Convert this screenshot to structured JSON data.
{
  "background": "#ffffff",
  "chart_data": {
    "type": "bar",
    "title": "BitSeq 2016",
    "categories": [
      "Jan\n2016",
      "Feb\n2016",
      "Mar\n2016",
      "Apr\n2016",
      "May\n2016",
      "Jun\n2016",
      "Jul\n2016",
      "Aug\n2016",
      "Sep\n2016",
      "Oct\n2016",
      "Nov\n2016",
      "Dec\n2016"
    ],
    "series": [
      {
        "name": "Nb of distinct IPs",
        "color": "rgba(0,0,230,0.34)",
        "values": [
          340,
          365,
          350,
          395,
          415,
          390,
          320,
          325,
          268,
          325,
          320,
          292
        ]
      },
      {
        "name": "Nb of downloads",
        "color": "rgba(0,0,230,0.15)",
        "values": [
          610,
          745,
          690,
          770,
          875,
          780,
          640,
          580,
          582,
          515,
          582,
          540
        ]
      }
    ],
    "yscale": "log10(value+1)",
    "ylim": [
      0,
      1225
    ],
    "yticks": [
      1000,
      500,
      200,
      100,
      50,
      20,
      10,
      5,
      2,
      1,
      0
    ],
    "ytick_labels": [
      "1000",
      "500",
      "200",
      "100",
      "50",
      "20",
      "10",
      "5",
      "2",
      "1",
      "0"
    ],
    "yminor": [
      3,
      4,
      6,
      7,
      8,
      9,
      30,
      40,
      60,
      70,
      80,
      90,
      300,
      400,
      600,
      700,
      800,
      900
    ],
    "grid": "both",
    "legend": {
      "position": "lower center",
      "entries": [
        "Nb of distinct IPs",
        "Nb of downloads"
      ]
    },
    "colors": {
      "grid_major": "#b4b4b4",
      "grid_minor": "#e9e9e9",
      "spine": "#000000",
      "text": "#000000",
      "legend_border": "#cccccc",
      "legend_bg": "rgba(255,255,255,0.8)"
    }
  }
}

|---|

WHAT YOU HAVE TO DO —
Where a line of the data holds "name", show that line.

TASK RESPONSE —
        "name": "Nb of distinct IPs",
        "name": "Nb of downloads",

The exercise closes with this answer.